Provided data:
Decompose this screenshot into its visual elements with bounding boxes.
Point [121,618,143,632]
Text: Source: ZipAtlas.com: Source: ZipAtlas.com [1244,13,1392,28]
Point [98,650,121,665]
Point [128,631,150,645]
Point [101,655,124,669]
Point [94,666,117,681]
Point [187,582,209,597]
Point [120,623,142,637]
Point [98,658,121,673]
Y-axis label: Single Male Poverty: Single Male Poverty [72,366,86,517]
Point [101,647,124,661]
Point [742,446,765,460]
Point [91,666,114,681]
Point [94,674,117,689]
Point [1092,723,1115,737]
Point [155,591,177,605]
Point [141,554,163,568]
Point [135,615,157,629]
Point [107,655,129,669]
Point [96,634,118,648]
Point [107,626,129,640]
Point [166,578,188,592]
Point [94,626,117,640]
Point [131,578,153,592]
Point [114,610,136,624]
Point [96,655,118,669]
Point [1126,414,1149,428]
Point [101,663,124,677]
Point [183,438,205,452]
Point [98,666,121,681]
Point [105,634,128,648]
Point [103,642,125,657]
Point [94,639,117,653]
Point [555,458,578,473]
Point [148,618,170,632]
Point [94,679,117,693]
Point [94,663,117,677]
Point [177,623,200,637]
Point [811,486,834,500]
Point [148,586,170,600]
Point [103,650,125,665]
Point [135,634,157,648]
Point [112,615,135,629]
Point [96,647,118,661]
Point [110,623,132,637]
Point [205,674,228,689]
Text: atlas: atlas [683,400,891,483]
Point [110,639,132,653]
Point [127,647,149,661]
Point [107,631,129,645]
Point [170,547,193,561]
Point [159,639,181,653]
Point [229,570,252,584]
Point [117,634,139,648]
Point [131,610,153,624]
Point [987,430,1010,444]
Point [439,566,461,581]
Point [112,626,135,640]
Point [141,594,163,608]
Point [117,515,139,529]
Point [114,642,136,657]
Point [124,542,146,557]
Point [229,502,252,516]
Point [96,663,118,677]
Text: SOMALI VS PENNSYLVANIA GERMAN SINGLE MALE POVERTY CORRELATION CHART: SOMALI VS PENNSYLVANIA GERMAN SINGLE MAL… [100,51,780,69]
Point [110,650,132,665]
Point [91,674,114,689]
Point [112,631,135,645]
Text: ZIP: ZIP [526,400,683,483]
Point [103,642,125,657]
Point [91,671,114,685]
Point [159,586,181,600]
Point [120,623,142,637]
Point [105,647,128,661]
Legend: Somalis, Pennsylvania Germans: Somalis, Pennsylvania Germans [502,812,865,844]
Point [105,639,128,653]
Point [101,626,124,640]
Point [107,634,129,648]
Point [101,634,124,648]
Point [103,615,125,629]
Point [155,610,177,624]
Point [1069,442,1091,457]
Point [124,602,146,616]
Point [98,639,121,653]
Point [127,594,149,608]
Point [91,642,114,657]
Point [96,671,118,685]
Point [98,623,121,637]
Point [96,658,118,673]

Task requirements: Rewrite all of the entries above, swapping each "Point" for "Marker" and keeping everything else the same.

Written answer:
Decompose this screenshot into its visual elements with bounding boxes.
Marker [121,618,143,632]
Text: Source: ZipAtlas.com: Source: ZipAtlas.com [1244,13,1392,28]
Marker [98,650,121,665]
Marker [128,631,150,645]
Marker [101,655,124,669]
Marker [94,666,117,681]
Marker [187,582,209,597]
Marker [120,623,142,637]
Marker [98,658,121,673]
Y-axis label: Single Male Poverty: Single Male Poverty [72,366,86,517]
Marker [101,647,124,661]
Marker [742,446,765,460]
Marker [91,666,114,681]
Marker [94,674,117,689]
Marker [1092,723,1115,737]
Marker [155,591,177,605]
Marker [141,554,163,568]
Marker [135,615,157,629]
Marker [107,655,129,669]
Marker [96,634,118,648]
Marker [107,626,129,640]
Marker [166,578,188,592]
Marker [94,626,117,640]
Marker [131,578,153,592]
Marker [114,610,136,624]
Marker [96,655,118,669]
Marker [1126,414,1149,428]
Marker [101,663,124,677]
Marker [183,438,205,452]
Marker [98,666,121,681]
Marker [105,634,128,648]
Marker [103,642,125,657]
Marker [94,639,117,653]
Marker [555,458,578,473]
Marker [148,618,170,632]
Marker [94,679,117,693]
Marker [94,663,117,677]
Marker [177,623,200,637]
Marker [811,486,834,500]
Marker [148,586,170,600]
Marker [103,650,125,665]
Marker [135,634,157,648]
Marker [112,615,135,629]
Marker [96,647,118,661]
Marker [110,623,132,637]
Marker [205,674,228,689]
Text: atlas: atlas [683,400,891,483]
Marker [110,639,132,653]
Marker [127,647,149,661]
Marker [107,631,129,645]
Marker [170,547,193,561]
Marker [159,639,181,653]
Marker [229,570,252,584]
Marker [117,634,139,648]
Marker [131,610,153,624]
Marker [987,430,1010,444]
Marker [439,566,461,581]
Marker [112,626,135,640]
Marker [141,594,163,608]
Marker [117,515,139,529]
Marker [114,642,136,657]
Marker [124,542,146,557]
Marker [229,502,252,516]
Marker [96,663,118,677]
Text: SOMALI VS PENNSYLVANIA GERMAN SINGLE MALE POVERTY CORRELATION CHART: SOMALI VS PENNSYLVANIA GERMAN SINGLE MAL… [100,51,780,69]
Marker [110,650,132,665]
Marker [91,674,114,689]
Marker [112,631,135,645]
Text: ZIP: ZIP [526,400,683,483]
Marker [103,642,125,657]
Marker [91,671,114,685]
Marker [159,586,181,600]
Marker [120,623,142,637]
Marker [105,647,128,661]
Legend: Somalis, Pennsylvania Germans: Somalis, Pennsylvania Germans [502,812,865,844]
Marker [105,639,128,653]
Marker [101,626,124,640]
Marker [107,634,129,648]
Marker [101,634,124,648]
Marker [103,615,125,629]
Marker [155,610,177,624]
Marker [1069,442,1091,457]
Marker [124,602,146,616]
Marker [98,639,121,653]
Marker [127,594,149,608]
Marker [91,642,114,657]
Marker [96,671,118,685]
Marker [98,623,121,637]
Marker [96,658,118,673]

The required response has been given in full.